PROBLEM DETAILS -
Work out the number of lines that hold "particularly" in the listing, and give that number with no other text.

EXTRACTED INFORMATION -
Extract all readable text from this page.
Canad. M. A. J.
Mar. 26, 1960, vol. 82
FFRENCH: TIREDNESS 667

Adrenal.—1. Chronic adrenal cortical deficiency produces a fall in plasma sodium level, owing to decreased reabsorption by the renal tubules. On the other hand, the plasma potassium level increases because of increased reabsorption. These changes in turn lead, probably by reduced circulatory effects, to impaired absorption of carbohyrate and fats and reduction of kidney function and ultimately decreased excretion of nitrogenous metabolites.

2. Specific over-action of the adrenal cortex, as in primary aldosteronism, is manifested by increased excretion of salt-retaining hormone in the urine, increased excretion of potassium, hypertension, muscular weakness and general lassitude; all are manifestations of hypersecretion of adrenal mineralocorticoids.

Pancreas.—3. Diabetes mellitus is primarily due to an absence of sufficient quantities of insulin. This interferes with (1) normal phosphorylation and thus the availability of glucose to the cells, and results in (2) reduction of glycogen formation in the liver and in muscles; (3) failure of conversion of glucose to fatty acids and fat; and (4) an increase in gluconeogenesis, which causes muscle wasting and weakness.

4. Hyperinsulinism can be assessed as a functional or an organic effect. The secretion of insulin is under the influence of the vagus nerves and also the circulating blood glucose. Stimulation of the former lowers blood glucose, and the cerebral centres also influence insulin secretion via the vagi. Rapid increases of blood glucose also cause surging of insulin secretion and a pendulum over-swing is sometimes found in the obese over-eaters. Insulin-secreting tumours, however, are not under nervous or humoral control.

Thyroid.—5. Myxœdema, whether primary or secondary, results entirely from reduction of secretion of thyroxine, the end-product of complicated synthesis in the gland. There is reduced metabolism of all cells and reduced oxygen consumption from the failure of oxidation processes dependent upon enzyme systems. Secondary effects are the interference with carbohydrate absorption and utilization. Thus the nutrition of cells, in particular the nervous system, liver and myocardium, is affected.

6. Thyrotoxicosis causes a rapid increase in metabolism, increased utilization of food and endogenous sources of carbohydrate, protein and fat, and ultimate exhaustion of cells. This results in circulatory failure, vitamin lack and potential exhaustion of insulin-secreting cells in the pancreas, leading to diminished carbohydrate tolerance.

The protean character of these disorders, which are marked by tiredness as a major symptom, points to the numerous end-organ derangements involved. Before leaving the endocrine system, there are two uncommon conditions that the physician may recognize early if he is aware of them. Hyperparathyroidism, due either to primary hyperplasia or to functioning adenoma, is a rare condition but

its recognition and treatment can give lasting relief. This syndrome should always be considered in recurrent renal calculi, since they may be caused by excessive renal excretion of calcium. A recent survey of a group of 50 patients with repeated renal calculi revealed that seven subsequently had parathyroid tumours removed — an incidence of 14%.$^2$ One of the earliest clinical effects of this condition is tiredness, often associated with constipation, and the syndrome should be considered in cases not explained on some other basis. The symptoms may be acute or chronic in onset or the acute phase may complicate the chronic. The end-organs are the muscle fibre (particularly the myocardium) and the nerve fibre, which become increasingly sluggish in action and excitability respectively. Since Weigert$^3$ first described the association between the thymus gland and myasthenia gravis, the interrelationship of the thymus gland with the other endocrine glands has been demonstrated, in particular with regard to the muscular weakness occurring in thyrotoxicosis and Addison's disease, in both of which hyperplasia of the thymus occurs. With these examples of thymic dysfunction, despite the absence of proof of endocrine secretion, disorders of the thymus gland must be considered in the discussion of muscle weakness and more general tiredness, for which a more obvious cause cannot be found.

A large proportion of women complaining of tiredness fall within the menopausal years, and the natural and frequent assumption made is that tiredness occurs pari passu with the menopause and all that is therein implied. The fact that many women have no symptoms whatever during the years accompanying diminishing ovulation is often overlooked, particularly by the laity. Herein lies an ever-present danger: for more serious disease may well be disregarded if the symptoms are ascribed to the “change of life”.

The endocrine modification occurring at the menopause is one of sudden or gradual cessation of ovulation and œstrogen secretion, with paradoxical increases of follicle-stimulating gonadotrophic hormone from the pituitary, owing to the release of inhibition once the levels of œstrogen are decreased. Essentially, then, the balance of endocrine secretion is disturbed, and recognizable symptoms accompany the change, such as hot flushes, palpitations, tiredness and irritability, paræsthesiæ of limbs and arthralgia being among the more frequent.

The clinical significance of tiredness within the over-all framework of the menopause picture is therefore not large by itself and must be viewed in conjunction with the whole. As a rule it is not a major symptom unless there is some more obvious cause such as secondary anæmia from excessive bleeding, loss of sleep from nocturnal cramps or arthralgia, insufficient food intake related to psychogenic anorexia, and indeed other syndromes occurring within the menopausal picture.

* * *

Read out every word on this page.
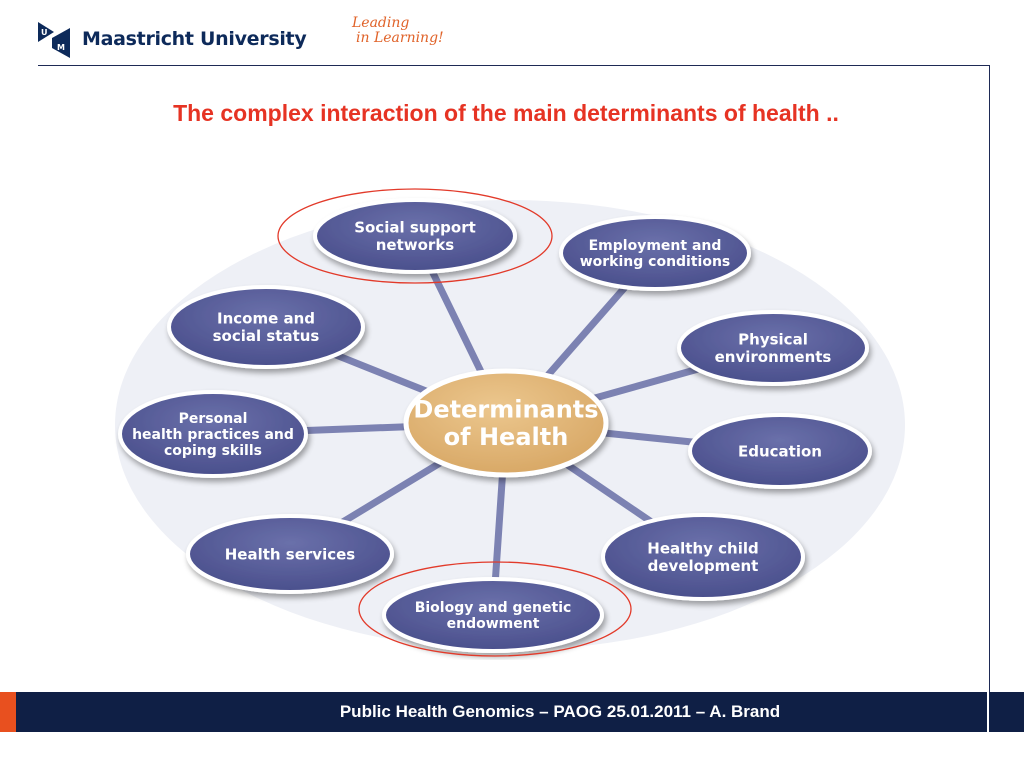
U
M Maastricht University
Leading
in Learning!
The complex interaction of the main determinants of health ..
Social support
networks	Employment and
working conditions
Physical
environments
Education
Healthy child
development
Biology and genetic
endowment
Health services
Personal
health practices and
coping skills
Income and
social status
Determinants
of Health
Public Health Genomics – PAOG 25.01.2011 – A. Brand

ANSWER FOR THIS EXERCISE -
2